__The exercise__
From the entries that follow, extract each line holding the string "title".
━━━━━ Extracted material ━━━━━
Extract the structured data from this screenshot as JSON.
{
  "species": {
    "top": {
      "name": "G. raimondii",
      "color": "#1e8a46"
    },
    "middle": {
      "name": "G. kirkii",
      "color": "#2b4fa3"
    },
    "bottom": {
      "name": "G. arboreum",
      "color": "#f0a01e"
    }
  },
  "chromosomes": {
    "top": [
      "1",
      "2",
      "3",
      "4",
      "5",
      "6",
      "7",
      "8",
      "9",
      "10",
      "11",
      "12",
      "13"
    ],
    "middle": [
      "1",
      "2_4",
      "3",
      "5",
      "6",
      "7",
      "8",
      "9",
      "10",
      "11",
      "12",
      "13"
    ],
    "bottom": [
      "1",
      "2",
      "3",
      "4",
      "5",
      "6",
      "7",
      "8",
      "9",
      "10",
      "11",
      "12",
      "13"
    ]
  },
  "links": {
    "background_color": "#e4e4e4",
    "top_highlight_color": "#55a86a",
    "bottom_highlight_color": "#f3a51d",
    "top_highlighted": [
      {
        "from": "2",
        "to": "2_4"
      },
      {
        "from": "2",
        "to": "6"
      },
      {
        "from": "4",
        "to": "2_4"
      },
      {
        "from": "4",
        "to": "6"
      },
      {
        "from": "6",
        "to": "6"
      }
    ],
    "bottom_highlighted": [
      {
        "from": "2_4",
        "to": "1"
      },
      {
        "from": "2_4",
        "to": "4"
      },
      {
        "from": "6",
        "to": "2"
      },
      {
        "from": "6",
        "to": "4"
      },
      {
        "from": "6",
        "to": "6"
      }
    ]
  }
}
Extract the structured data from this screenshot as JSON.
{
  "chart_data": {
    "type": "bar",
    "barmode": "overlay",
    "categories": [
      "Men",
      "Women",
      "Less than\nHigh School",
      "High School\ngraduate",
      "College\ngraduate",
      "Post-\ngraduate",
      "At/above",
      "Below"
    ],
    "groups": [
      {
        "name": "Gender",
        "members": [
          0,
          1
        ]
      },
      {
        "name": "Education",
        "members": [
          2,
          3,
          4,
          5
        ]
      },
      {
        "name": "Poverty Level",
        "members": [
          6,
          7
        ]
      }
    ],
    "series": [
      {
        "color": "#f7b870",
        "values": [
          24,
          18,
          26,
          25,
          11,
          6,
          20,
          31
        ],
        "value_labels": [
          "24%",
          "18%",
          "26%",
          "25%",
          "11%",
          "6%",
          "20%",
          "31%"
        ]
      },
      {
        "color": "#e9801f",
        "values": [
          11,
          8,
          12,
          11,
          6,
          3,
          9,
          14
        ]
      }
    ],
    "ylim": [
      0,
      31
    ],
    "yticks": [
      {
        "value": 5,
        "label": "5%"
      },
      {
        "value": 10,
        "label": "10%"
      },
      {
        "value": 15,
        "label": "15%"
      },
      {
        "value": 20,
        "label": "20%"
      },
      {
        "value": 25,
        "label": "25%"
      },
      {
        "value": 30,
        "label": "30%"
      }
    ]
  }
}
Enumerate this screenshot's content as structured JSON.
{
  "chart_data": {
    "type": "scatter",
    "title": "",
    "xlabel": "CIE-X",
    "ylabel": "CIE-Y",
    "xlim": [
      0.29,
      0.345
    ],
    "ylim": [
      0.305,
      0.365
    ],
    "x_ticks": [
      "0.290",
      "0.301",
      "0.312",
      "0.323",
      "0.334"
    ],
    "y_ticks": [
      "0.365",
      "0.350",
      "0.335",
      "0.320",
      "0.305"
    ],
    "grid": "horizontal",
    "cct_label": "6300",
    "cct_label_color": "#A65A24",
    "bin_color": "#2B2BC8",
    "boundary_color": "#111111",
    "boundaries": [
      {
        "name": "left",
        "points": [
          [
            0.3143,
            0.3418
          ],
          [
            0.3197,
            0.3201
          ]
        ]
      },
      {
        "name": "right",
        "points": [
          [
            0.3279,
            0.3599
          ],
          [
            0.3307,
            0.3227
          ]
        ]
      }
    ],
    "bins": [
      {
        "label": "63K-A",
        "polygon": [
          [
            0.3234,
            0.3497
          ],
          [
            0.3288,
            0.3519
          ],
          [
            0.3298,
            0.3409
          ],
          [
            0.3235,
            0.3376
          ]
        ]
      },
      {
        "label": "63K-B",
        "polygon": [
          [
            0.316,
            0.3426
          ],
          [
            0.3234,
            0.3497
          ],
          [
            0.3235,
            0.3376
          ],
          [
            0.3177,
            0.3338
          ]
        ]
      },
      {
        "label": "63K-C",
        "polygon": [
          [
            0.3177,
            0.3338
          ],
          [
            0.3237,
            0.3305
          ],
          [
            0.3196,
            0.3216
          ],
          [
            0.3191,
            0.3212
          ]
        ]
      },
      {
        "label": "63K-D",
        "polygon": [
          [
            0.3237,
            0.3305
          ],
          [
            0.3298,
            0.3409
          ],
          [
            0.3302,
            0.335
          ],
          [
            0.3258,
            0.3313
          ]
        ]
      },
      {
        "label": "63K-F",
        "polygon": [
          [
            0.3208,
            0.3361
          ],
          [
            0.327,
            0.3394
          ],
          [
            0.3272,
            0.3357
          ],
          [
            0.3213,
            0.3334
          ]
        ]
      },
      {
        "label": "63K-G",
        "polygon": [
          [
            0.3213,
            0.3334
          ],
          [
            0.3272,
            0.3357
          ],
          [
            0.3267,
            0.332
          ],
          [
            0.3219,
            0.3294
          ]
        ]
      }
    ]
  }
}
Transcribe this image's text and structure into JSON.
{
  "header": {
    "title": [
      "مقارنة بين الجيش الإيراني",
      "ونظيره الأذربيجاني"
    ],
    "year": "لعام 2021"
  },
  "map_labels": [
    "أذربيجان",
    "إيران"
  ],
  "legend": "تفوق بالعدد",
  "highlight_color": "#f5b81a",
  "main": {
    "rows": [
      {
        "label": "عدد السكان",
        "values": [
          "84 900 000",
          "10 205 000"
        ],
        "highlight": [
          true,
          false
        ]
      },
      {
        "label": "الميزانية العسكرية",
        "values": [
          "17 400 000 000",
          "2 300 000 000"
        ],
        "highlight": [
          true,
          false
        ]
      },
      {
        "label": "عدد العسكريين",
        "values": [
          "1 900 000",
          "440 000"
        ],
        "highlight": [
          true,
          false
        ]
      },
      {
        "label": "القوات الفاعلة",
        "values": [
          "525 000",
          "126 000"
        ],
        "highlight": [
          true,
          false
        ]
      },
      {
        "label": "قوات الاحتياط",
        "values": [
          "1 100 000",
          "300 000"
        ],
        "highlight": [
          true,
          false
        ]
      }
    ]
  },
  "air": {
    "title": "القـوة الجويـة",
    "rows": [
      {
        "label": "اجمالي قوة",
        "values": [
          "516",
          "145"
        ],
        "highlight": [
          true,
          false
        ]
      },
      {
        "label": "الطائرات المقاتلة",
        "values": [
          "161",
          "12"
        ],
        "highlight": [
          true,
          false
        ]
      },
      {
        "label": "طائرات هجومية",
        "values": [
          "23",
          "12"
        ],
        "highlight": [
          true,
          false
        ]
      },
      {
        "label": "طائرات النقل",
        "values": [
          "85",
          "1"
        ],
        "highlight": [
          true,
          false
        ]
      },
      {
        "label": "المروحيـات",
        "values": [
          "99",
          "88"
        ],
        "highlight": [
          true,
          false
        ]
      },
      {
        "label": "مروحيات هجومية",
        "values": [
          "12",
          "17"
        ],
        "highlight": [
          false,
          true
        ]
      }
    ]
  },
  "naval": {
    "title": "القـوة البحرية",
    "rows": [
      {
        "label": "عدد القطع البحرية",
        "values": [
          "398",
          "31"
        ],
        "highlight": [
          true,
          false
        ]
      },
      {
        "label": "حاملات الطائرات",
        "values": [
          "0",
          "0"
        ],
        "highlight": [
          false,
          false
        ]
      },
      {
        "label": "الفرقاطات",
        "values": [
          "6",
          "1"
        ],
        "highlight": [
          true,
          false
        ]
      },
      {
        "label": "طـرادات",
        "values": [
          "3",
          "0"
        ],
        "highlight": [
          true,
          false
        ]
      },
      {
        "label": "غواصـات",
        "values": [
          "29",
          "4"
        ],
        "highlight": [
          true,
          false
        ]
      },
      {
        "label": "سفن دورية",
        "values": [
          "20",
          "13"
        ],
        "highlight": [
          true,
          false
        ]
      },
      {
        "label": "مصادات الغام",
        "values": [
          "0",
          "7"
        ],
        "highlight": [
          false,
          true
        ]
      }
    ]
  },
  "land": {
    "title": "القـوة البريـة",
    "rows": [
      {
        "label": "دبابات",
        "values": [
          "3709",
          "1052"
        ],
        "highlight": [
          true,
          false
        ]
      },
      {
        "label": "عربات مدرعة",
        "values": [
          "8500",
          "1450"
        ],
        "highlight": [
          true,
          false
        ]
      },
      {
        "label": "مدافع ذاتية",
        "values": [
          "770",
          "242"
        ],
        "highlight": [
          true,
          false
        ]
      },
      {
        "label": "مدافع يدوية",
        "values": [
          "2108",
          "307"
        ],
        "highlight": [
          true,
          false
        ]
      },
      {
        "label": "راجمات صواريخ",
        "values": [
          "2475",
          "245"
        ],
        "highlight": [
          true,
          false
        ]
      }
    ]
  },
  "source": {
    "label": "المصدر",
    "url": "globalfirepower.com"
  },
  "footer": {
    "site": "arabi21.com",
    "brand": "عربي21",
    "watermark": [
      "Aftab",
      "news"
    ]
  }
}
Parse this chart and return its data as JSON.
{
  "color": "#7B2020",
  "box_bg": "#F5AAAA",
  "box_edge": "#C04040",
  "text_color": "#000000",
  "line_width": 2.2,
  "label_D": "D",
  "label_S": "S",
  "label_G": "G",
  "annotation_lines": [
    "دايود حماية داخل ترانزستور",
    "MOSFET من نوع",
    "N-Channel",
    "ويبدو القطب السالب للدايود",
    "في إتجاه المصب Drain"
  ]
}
━━━━━
__Final result__
    "title": "",
    "title": [
    "title": "القـوة الجويـة",
    "title": "القـوة البحرية",
    "title": "القـوة البريـة",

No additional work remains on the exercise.